TASK DIRECTIONS: Each line should be copied exactly.

GIVEN DATA:

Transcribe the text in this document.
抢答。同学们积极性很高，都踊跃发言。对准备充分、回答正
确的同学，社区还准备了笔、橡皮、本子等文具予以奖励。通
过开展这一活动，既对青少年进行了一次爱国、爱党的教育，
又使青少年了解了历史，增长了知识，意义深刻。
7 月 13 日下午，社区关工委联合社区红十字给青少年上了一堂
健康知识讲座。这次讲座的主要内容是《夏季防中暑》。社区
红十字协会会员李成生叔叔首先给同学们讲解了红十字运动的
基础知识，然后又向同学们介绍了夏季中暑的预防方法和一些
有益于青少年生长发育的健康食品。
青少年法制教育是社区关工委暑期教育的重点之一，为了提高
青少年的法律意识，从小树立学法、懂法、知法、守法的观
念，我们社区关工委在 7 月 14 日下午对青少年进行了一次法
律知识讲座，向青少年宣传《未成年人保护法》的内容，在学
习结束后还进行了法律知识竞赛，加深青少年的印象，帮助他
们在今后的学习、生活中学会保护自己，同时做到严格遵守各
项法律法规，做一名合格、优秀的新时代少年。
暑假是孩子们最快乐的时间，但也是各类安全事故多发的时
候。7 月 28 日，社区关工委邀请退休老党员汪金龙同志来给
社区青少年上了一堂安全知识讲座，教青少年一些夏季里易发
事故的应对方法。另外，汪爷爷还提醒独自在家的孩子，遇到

SOLVED EXERCISE:
Transcribe the text in this document.
抢答。同学们积极性很高，都踊跃发言。对准备充分、回答正
确的同学，社区还准备了笔、橡皮、本子等文具予以奖励。通
过开展这一活动，既对青少年进行了一次爱国、爱党的教育，
又使青少年了解了历史，增长了知识，意义深刻。
7 月 13 日下午，社区关工委联合社区红十字给青少年上了一堂
健康知识讲座。这次讲座的主要内容是《夏季防中暑》。社区
红十字协会会员李成生叔叔首先给同学们讲解了红十字运动的
基础知识，然后又向同学们介绍了夏季中暑的预防方法和一些
有益于青少年生长发育的健康食品。
青少年法制教育是社区关工委暑期教育的重点之一，为了提高
青少年的法律意识，从小树立学法、懂法、知法、守法的观
念，我们社区关工委在 7 月 14 日下午对青少年进行了一次法
律知识讲座，向青少年宣传《未成年人保护法》的内容，在学
习结束后还进行了法律知识竞赛，加深青少年的印象，帮助他
们在今后的学习、生活中学会保护自己，同时做到严格遵守各
项法律法规，做一名合格、优秀的新时代少年。
暑假是孩子们最快乐的时间，但也是各类安全事故多发的时
候。7 月 28 日，社区关工委邀请退休老党员汪金龙同志来给
社区青少年上了一堂安全知识讲座，教青少年一些夏季里易发
事故的应对方法。另外，汪爷爷还提醒独自在家的孩子，遇到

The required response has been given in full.